Each entry below is to be transcribed exactly.

• [EXERCISE MATERIAL]:

· · · · · · ·

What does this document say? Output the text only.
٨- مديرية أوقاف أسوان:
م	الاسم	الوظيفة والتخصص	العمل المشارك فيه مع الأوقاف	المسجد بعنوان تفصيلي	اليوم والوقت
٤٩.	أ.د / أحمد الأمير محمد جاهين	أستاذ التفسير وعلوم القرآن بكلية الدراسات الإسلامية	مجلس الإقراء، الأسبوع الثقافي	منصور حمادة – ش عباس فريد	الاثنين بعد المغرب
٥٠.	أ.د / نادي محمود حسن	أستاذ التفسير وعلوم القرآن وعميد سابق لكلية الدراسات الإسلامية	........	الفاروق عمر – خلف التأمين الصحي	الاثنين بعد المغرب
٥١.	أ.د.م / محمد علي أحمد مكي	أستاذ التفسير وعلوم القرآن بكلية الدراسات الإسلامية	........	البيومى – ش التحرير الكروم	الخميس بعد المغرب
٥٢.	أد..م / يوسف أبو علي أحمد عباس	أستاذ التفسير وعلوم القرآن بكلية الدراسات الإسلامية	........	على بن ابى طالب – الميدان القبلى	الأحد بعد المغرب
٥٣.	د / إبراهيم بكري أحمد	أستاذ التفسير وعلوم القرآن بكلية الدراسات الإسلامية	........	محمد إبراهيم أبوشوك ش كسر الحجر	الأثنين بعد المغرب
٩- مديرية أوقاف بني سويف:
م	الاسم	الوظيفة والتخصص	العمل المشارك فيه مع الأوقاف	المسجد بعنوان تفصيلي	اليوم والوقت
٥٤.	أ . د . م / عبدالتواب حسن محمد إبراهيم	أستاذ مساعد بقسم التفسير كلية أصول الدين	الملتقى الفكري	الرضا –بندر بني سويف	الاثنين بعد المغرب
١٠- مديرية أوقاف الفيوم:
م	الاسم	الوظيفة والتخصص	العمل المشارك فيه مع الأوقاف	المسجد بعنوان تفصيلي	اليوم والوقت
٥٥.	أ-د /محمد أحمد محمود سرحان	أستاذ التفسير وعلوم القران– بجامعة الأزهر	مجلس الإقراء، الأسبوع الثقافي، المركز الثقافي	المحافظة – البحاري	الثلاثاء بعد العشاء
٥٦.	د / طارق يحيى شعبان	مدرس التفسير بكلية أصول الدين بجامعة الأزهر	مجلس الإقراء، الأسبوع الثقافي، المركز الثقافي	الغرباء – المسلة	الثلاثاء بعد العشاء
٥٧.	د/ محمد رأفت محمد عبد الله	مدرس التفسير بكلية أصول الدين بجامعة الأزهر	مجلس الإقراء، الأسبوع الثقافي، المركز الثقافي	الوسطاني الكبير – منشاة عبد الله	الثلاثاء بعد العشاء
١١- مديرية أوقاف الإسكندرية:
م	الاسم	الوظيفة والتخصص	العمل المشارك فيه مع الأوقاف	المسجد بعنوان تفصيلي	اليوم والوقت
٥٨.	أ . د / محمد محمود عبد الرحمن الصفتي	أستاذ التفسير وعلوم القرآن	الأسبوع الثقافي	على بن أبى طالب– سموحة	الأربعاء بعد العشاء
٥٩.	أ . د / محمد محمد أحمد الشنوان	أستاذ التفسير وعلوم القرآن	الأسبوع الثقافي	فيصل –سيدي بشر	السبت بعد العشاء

· · · · · · ·

• [WORKED SOLUTION]:
What does this document say? Output the text only.
٨- مديرية أوقاف أسوان:
م	الاسم	الوظيفة والتخصص	العمل المشارك فيه مع الأوقاف	المسجد بعنوان تفصيلي	اليوم والوقت
٤٩.	أ.د / أحمد الأمير محمد جاهين	أستاذ التفسير وعلوم القرآن بكلية الدراسات الإسلامية	مجلس الإقراء، الأسبوع الثقافي	منصور حمادة – ش عباس فريد	الاثنين بعد المغرب
٥٠.	أ.د / نادي محمود حسن	أستاذ التفسير وعلوم القرآن وعميد سابق لكلية الدراسات الإسلامية	........	الفاروق عمر – خلف التأمين الصحي	الاثنين بعد المغرب
٥١.	أ.د.م / محمد علي أحمد مكي	أستاذ التفسير وعلوم القرآن بكلية الدراسات الإسلامية	........	البيومى – ش التحرير الكروم	الخميس بعد المغرب
٥٢.	أد..م / يوسف أبو علي أحمد عباس	أستاذ التفسير وعلوم القرآن بكلية الدراسات الإسلامية	........	على بن ابى طالب – الميدان القبلى	الأحد بعد المغرب
٥٣.	د / إبراهيم بكري أحمد	أستاذ التفسير وعلوم القرآن بكلية الدراسات الإسلامية	........	محمد إبراهيم أبوشوك ش كسر الحجر	الأثنين بعد المغرب
٩- مديرية أوقاف بني سويف:
م	الاسم	الوظيفة والتخصص	العمل المشارك فيه مع الأوقاف	المسجد بعنوان تفصيلي	اليوم والوقت
٥٤.	أ . د . م / عبدالتواب حسن محمد إبراهيم	أستاذ مساعد بقسم التفسير كلية أصول الدين	الملتقى الفكري	الرضا –بندر بني سويف	الاثنين بعد المغرب
١٠- مديرية أوقاف الفيوم:
م	الاسم	الوظيفة والتخصص	العمل المشارك فيه مع الأوقاف	المسجد بعنوان تفصيلي	اليوم والوقت
٥٥.	أ-د /محمد أحمد محمود سرحان	أستاذ التفسير وعلوم القران– بجامعة الأزهر	مجلس الإقراء، الأسبوع الثقافي، المركز الثقافي	المحافظة – البحاري	الثلاثاء بعد العشاء
٥٦.	د / طارق يحيى شعبان	مدرس التفسير بكلية أصول الدين بجامعة الأزهر	مجلس الإقراء، الأسبوع الثقافي، المركز الثقافي	الغرباء – المسلة	الثلاثاء بعد العشاء
٥٧.	د/ محمد رأفت محمد عبد الله	مدرس التفسير بكلية أصول الدين بجامعة الأزهر	مجلس الإقراء، الأسبوع الثقافي، المركز الثقافي	الوسطاني الكبير – منشاة عبد الله	الثلاثاء بعد العشاء
١١- مديرية أوقاف الإسكندرية:
م	الاسم	الوظيفة والتخصص	العمل المشارك فيه مع الأوقاف	المسجد بعنوان تفصيلي	اليوم والوقت
٥٨.	أ . د / محمد محمود عبد الرحمن الصفتي	أستاذ التفسير وعلوم القرآن	الأسبوع الثقافي	على بن أبى طالب– سموحة	الأربعاء بعد العشاء
٥٩.	أ . د / محمد محمد أحمد الشنوان	أستاذ التفسير وعلوم القرآن	الأسبوع الثقافي	فيصل –سيدي بشر	السبت بعد العشاء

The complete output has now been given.